__Required task__: Return every line below in which "this" appears.

__Data entries__:
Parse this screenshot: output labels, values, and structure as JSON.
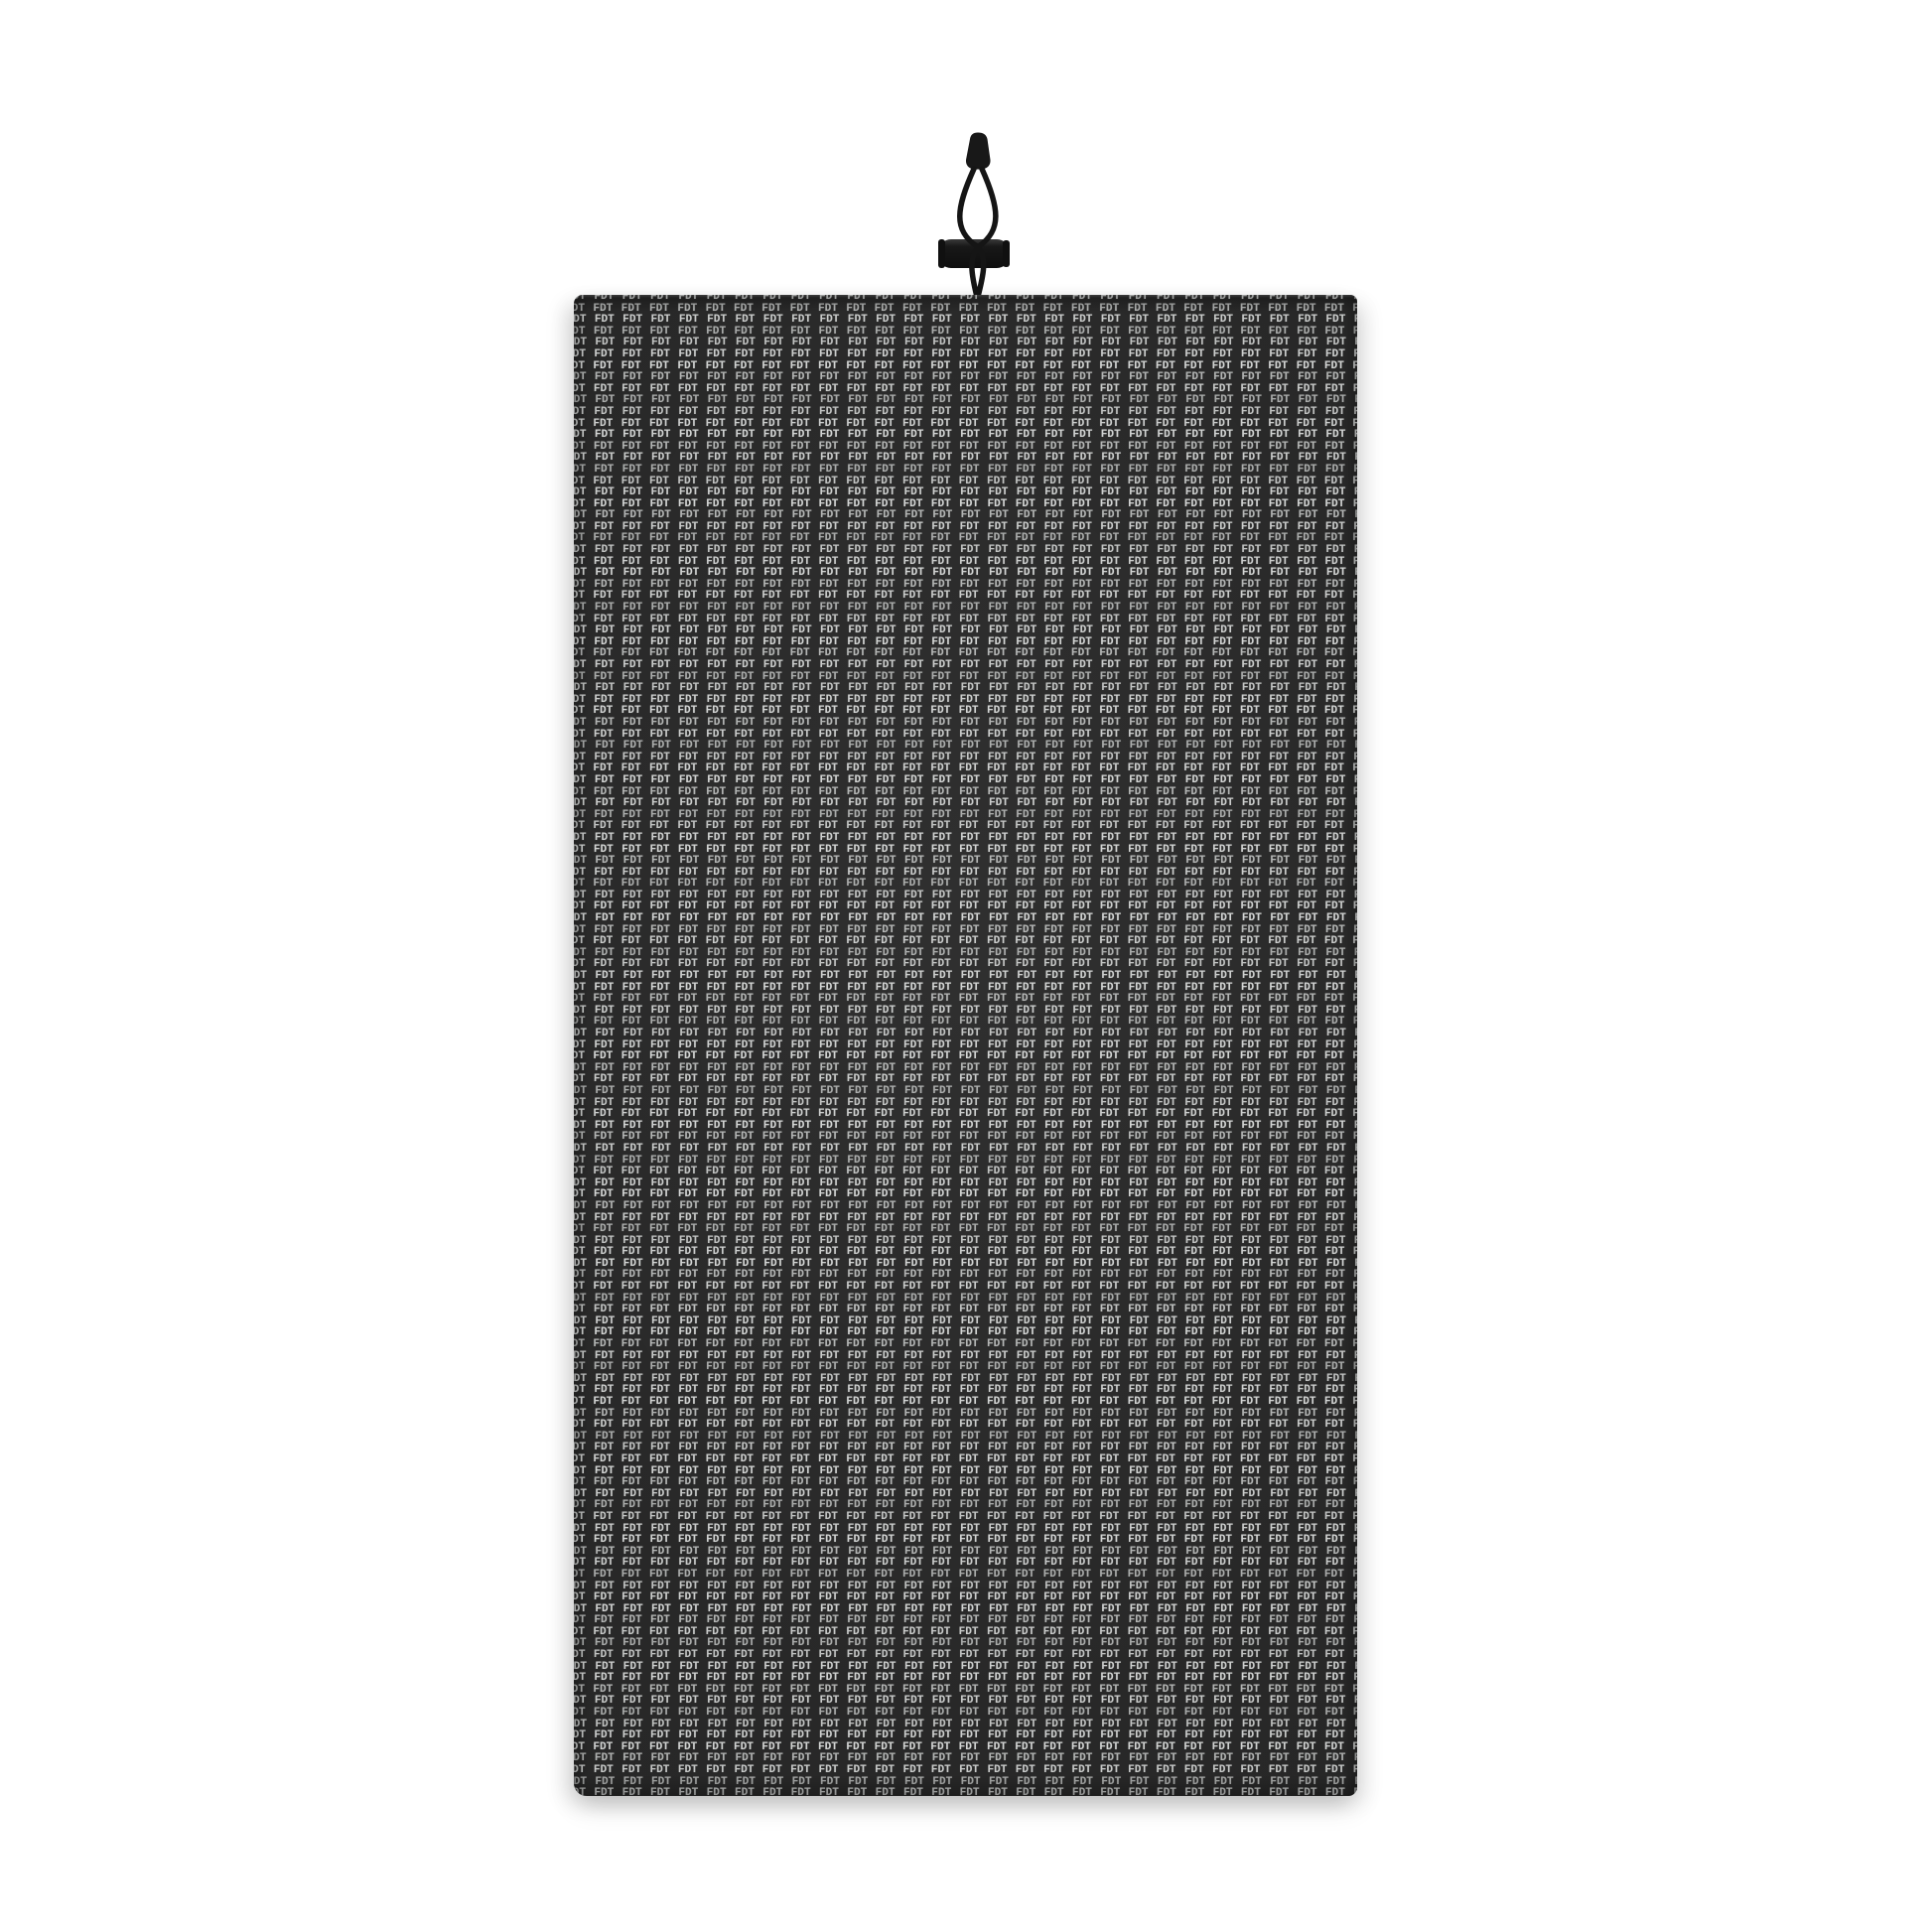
{
  "page": {
    "background_color": "#ffffff"
  },
  "product": {
    "pattern": {
      "text": "FDT",
      "text_color": "#c6c8c7",
      "fabric_color": "#282828"
    },
    "drawstring": {
      "cord_color": "#151515",
      "toggle_color": "#1a1a1a"
    }
  }
}
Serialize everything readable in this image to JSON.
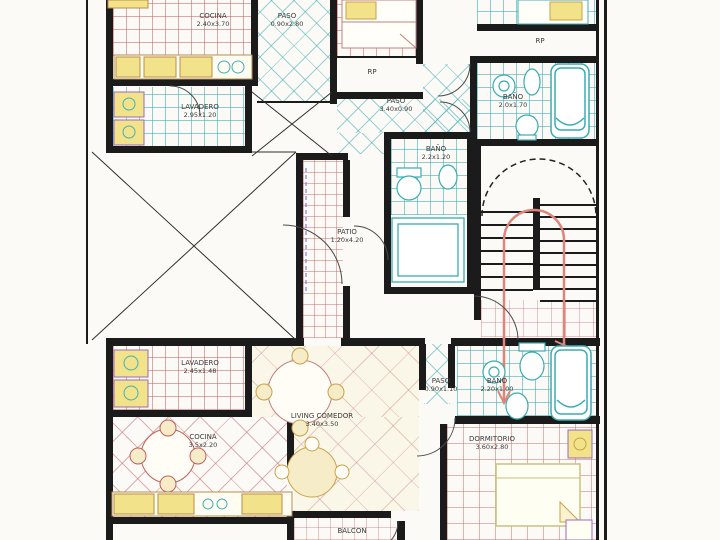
{
  "drawing": {
    "type": "architectural-floor-plan",
    "colors": {
      "wall": "#1b1b1b",
      "tile_pink": "#c36464",
      "tile_cyan": "#46afb4",
      "fixture_yellow": "#f2e38a",
      "stair_arrow_red": "#e0837a",
      "dashed_purple": "#8a7ad0"
    },
    "fixture_icons": [
      "bathtub-icon",
      "toilet-icon",
      "bidet-icon",
      "sink-icon",
      "bed-icon",
      "dining-table-icon",
      "kitchen-counter-icon",
      "laundry-tub-icon",
      "stairs",
      "stair-direction-arrow-icon",
      "door-swing-arc",
      "void-cross-marks"
    ]
  },
  "rooms": [
    {
      "label": "COCINA",
      "dims": "2.40x3.70"
    },
    {
      "label": "PASO",
      "dims": "0.90x2.80"
    },
    {
      "label": "LAVADERO",
      "dims": "2.95x1.20"
    },
    {
      "label": "RP",
      "dims": ""
    },
    {
      "label": "RP",
      "dims": ""
    },
    {
      "label": "BAÑO",
      "dims": "2.0x1.70"
    },
    {
      "label": "PASO",
      "dims": "3.40x0.90"
    },
    {
      "label": "BAÑO",
      "dims": "2.2x1.20"
    },
    {
      "label": "PATIO",
      "dims": "1.20x4.20"
    },
    {
      "label": "LAVADERO",
      "dims": "2.45x1.48"
    },
    {
      "label": "COCINA",
      "dims": "3.5x2.20"
    },
    {
      "label": "LIVING COMEDOR",
      "dims": "3.40x3.50"
    },
    {
      "label": "PASO",
      "dims": "0.90x1.10"
    },
    {
      "label": "BAÑO",
      "dims": "2.20x1.00"
    },
    {
      "label": "DORMITORIO",
      "dims": "3.60x2.80"
    },
    {
      "label": "BALCON",
      "dims": ""
    }
  ]
}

__Right answer__:
Parse this screenshot: output labels, values, and structure as JSON.
Serialize everything readable in this image to JSON.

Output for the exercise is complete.